*Problem*: Pull out each line of the data that includes the word "JSON".

════════════════════

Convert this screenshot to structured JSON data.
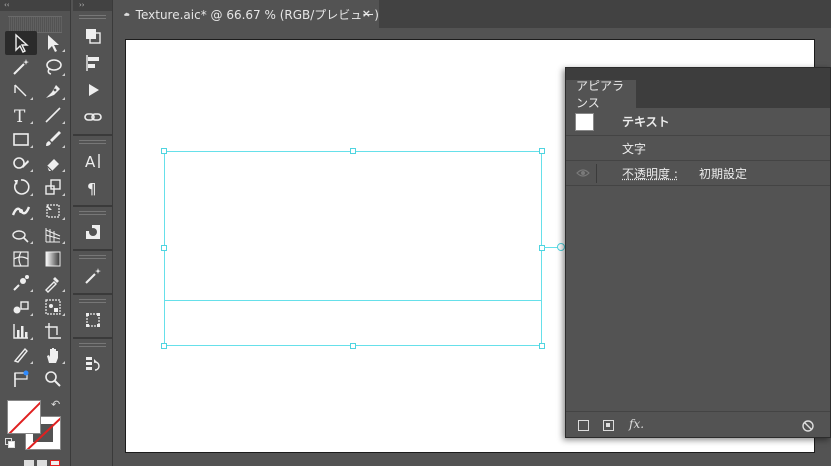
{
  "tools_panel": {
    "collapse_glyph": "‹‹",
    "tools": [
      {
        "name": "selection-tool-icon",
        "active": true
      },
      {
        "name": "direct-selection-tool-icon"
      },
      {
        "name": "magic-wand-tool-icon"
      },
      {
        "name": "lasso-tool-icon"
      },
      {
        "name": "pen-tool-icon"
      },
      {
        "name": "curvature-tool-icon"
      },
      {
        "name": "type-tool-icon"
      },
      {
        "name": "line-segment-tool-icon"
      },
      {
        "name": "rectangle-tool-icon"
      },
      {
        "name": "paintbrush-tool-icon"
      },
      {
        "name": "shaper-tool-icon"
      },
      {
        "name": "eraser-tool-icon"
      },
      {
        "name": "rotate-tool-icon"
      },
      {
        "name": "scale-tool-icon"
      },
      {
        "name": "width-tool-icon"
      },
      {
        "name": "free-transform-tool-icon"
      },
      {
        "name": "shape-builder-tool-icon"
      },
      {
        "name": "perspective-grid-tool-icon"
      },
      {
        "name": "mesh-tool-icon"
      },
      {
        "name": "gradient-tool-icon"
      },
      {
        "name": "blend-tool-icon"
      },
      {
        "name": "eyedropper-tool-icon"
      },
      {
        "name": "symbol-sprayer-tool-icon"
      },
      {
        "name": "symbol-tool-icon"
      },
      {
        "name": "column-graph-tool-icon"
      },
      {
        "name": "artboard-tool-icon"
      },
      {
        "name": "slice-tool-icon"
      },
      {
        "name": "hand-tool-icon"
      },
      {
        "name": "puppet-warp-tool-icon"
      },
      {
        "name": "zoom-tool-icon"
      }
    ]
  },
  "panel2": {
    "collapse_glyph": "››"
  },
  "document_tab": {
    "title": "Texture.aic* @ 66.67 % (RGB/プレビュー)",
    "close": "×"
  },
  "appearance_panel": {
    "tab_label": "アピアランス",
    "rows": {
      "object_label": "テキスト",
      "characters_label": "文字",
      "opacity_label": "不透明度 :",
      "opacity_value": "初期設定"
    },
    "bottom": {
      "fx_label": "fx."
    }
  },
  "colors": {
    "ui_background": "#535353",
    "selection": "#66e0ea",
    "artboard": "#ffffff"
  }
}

════════════════════

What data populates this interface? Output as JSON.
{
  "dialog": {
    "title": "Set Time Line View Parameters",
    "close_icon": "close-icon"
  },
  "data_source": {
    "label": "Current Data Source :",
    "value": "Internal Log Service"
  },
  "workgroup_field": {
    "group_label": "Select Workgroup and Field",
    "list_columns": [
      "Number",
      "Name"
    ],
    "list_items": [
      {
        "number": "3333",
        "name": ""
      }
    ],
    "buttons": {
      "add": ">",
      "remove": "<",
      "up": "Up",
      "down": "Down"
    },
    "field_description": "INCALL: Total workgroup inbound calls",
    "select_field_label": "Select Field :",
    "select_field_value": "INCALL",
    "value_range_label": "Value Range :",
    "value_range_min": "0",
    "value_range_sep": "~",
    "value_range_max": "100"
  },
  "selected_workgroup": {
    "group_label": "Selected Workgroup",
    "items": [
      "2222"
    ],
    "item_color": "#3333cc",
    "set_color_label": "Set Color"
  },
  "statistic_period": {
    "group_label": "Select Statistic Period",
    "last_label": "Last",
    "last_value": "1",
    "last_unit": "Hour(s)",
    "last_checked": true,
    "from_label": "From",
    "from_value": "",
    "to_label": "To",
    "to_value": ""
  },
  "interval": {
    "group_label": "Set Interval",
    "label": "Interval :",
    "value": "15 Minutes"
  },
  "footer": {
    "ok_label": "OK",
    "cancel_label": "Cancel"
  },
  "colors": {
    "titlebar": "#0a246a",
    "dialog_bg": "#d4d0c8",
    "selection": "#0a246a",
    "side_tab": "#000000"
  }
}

════════════════════

*Task output*:
Convert this screenshot to structured JSON data.
What data populates this interface? Output as JSON.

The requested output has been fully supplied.